> RECORD SET
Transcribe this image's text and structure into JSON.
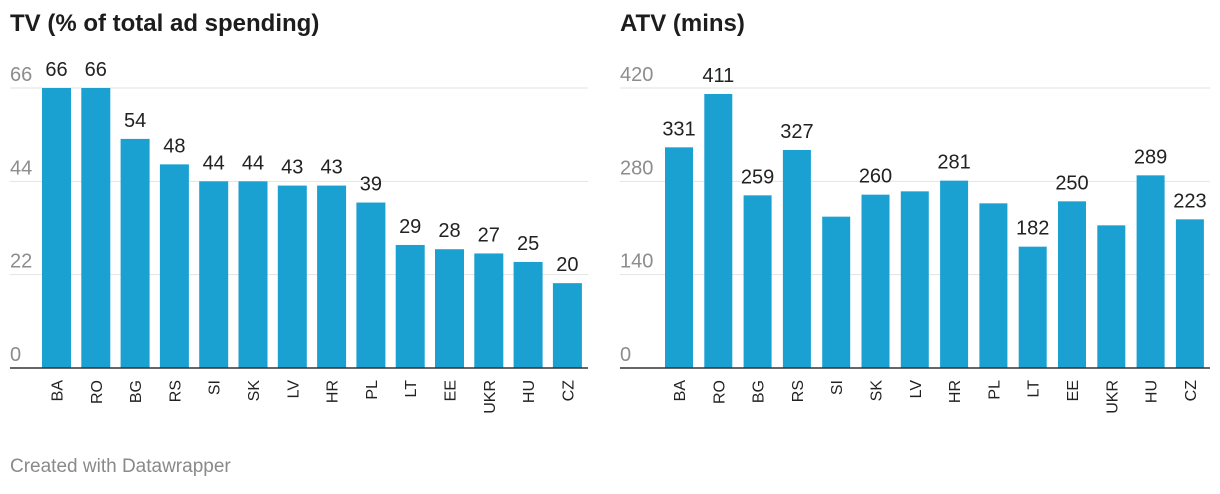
{
  "footer": "Created with Datawrapper",
  "colors": {
    "bar": "#1aa1d1",
    "grid": "#e2e2e2",
    "axis": "#333333",
    "tick": "#8d8d8d",
    "label": "#222222"
  },
  "chart_data": [
    {
      "type": "bar",
      "title": "TV (% of total ad spending)",
      "categories": [
        "BA",
        "RO",
        "BG",
        "RS",
        "SI",
        "SK",
        "LV",
        "HR",
        "PL",
        "LT",
        "EE",
        "UKR",
        "HU",
        "CZ"
      ],
      "values": [
        66,
        66,
        54,
        48,
        44,
        44,
        43,
        43,
        39,
        29,
        28,
        27,
        25,
        20
      ],
      "value_labels": [
        "66",
        "66",
        "54",
        "48",
        "44",
        "44",
        "43",
        "43",
        "39",
        "29",
        "28",
        "27",
        "25",
        "20"
      ],
      "yticks": [
        0,
        22,
        44,
        66
      ],
      "ylim": [
        0,
        66
      ],
      "grid": true
    },
    {
      "type": "bar",
      "title": "ATV (mins)",
      "categories": [
        "BA",
        "RO",
        "BG",
        "RS",
        "SI",
        "SK",
        "LV",
        "HR",
        "PL",
        "LT",
        "EE",
        "UKR",
        "HU",
        "CZ"
      ],
      "values": [
        331,
        411,
        259,
        327,
        227,
        260,
        265,
        281,
        247,
        182,
        250,
        214,
        289,
        223
      ],
      "value_labels": [
        "331",
        "411",
        "259",
        "327",
        "",
        "260",
        "",
        "281",
        "",
        "182",
        "250",
        "",
        "289",
        "223"
      ],
      "yticks": [
        0,
        140,
        280,
        420
      ],
      "ylim": [
        0,
        420
      ],
      "grid": true
    }
  ]
}
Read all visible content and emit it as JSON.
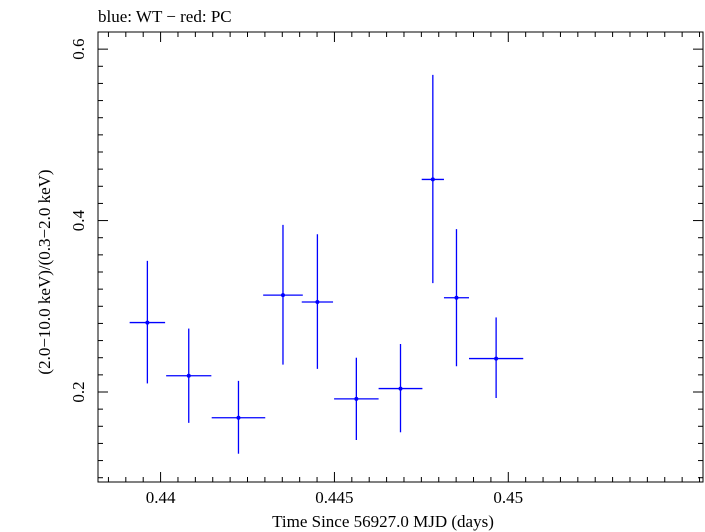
{
  "chart_data": {
    "type": "scatter",
    "title": "blue: WT − red: PC",
    "xlabel": "Time Since 56927.0 MJD (days)",
    "ylabel": "(2.0−10.0 keV)/(0.3−2.0 keV)",
    "xlim": [
      0.4382,
      0.4556
    ],
    "ylim": [
      0.095,
      0.62
    ],
    "x_ticks": [
      0.44,
      0.445,
      0.45
    ],
    "x_tick_labels": [
      "0.44",
      "0.445",
      "0.45"
    ],
    "y_ticks": [
      0.2,
      0.4,
      0.6
    ],
    "y_tick_labels": [
      "0.2",
      "0.4",
      "0.6"
    ],
    "grid": false,
    "series": [
      {
        "name": "WT",
        "color": "#0000ff",
        "points": [
          {
            "x": 0.43962,
            "y": 0.281,
            "xerr": 0.00051,
            "yerr_lo": 0.071,
            "yerr_hi": 0.072
          },
          {
            "x": 0.44081,
            "y": 0.219,
            "xerr": 0.00065,
            "yerr_lo": 0.055,
            "yerr_hi": 0.055
          },
          {
            "x": 0.44224,
            "y": 0.17,
            "xerr": 0.00077,
            "yerr_lo": 0.042,
            "yerr_hi": 0.043
          },
          {
            "x": 0.44352,
            "y": 0.313,
            "xerr": 0.00057,
            "yerr_lo": 0.081,
            "yerr_hi": 0.082
          },
          {
            "x": 0.44451,
            "y": 0.305,
            "xerr": 0.00045,
            "yerr_lo": 0.078,
            "yerr_hi": 0.079
          },
          {
            "x": 0.44563,
            "y": 0.192,
            "xerr": 0.00064,
            "yerr_lo": 0.048,
            "yerr_hi": 0.048
          },
          {
            "x": 0.4469,
            "y": 0.204,
            "xerr": 0.00063,
            "yerr_lo": 0.051,
            "yerr_hi": 0.052
          },
          {
            "x": 0.44783,
            "y": 0.448,
            "xerr": 0.00032,
            "yerr_lo": 0.121,
            "yerr_hi": 0.122
          },
          {
            "x": 0.44851,
            "y": 0.31,
            "xerr": 0.00036,
            "yerr_lo": 0.08,
            "yerr_hi": 0.08
          },
          {
            "x": 0.44965,
            "y": 0.239,
            "xerr": 0.00078,
            "yerr_lo": 0.046,
            "yerr_hi": 0.048
          }
        ]
      }
    ]
  }
}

> REQUIRED TASK
Find every line in the records that contains the word "title"; copy those lines.

> TASK RESULT
      "title": "TV (% of total ad spending)",
      "title": "ATV (mins)",
    "title": "blue: WT − red: PC",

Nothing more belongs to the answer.